▶ WHAT IS BEING ASKED
Repeat every entry in the listing below, exactly.
>> start
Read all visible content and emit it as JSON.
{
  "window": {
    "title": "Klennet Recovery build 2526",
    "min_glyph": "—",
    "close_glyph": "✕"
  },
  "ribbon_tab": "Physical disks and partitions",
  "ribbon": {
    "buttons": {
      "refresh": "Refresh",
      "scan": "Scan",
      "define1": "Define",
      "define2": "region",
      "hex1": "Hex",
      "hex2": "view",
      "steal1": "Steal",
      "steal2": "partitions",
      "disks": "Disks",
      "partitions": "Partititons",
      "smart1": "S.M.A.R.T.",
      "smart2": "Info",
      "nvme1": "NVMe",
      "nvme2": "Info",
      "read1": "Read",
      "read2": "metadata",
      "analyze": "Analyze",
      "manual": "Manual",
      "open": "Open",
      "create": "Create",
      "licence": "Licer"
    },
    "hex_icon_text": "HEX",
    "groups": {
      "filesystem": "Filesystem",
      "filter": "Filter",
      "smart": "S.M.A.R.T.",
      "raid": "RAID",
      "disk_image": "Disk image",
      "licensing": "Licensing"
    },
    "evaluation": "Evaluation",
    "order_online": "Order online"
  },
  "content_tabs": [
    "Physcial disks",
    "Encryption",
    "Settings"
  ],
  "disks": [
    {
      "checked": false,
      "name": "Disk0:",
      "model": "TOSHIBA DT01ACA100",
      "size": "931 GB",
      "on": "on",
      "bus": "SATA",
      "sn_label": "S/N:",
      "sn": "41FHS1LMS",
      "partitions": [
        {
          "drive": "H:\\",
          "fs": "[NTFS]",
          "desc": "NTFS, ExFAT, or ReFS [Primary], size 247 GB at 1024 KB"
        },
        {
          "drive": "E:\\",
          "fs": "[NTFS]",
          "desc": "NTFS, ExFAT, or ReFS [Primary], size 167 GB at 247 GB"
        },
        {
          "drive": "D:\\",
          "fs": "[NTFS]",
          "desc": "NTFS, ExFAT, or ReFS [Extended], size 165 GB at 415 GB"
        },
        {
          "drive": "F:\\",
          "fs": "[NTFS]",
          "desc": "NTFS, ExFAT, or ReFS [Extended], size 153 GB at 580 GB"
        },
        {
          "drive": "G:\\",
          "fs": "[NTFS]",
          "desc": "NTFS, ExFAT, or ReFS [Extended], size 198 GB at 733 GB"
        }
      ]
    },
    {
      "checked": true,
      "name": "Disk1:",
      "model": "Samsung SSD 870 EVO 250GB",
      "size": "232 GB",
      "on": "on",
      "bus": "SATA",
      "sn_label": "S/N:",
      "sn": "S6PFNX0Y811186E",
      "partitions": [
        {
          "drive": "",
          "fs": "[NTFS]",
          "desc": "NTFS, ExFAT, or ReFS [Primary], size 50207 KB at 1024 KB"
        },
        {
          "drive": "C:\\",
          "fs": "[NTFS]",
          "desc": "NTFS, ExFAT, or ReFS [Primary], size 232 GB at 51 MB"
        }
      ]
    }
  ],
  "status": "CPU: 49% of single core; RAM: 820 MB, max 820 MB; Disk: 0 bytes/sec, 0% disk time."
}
>> end
▶ SOLUTION TO THIS TASK
Read all visible content and emit it as JSON.
{
  "window": {
    "title": "Klennet Recovery build 2526",
    "min_glyph": "—",
    "close_glyph": "✕"
  },
  "ribbon_tab": "Physical disks and partitions",
  "ribbon": {
    "buttons": {
      "refresh": "Refresh",
      "scan": "Scan",
      "define1": "Define",
      "define2": "region",
      "hex1": "Hex",
      "hex2": "view",
      "steal1": "Steal",
      "steal2": "partitions",
      "disks": "Disks",
      "partitions": "Partititons",
      "smart1": "S.M.A.R.T.",
      "smart2": "Info",
      "nvme1": "NVMe",
      "nvme2": "Info",
      "read1": "Read",
      "read2": "metadata",
      "analyze": "Analyze",
      "manual": "Manual",
      "open": "Open",
      "create": "Create",
      "licence": "Licer"
    },
    "hex_icon_text": "HEX",
    "groups": {
      "filesystem": "Filesystem",
      "filter": "Filter",
      "smart": "S.M.A.R.T.",
      "raid": "RAID",
      "disk_image": "Disk image",
      "licensing": "Licensing"
    },
    "evaluation": "Evaluation",
    "order_online": "Order online"
  },
  "content_tabs": [
    "Physcial disks",
    "Encryption",
    "Settings"
  ],
  "disks": [
    {
      "checked": false,
      "name": "Disk0:",
      "model": "TOSHIBA DT01ACA100",
      "size": "931 GB",
      "on": "on",
      "bus": "SATA",
      "sn_label": "S/N:",
      "sn": "41FHS1LMS",
      "partitions": [
        {
          "drive": "H:\\",
          "fs": "[NTFS]",
          "desc": "NTFS, ExFAT, or ReFS [Primary], size 247 GB at 1024 KB"
        },
        {
          "drive": "E:\\",
          "fs": "[NTFS]",
          "desc": "NTFS, ExFAT, or ReFS [Primary], size 167 GB at 247 GB"
        },
        {
          "drive": "D:\\",
          "fs": "[NTFS]",
          "desc": "NTFS, ExFAT, or ReFS [Extended], size 165 GB at 415 GB"
        },
        {
          "drive": "F:\\",
          "fs": "[NTFS]",
          "desc": "NTFS, ExFAT, or ReFS [Extended], size 153 GB at 580 GB"
        },
        {
          "drive": "G:\\",
          "fs": "[NTFS]",
          "desc": "NTFS, ExFAT, or ReFS [Extended], size 198 GB at 733 GB"
        }
      ]
    },
    {
      "checked": true,
      "name": "Disk1:",
      "model": "Samsung SSD 870 EVO 250GB",
      "size": "232 GB",
      "on": "on",
      "bus": "SATA",
      "sn_label": "S/N:",
      "sn": "S6PFNX0Y811186E",
      "partitions": [
        {
          "drive": "",
          "fs": "[NTFS]",
          "desc": "NTFS, ExFAT, or ReFS [Primary], size 50207 KB at 1024 KB"
        },
        {
          "drive": "C:\\",
          "fs": "[NTFS]",
          "desc": "NTFS, ExFAT, or ReFS [Primary], size 232 GB at 51 MB"
        }
      ]
    }
  ],
  "status": "CPU: 49% of single core; RAM: 820 MB, max 820 MB; Disk: 0 bytes/sec, 0% disk time."
}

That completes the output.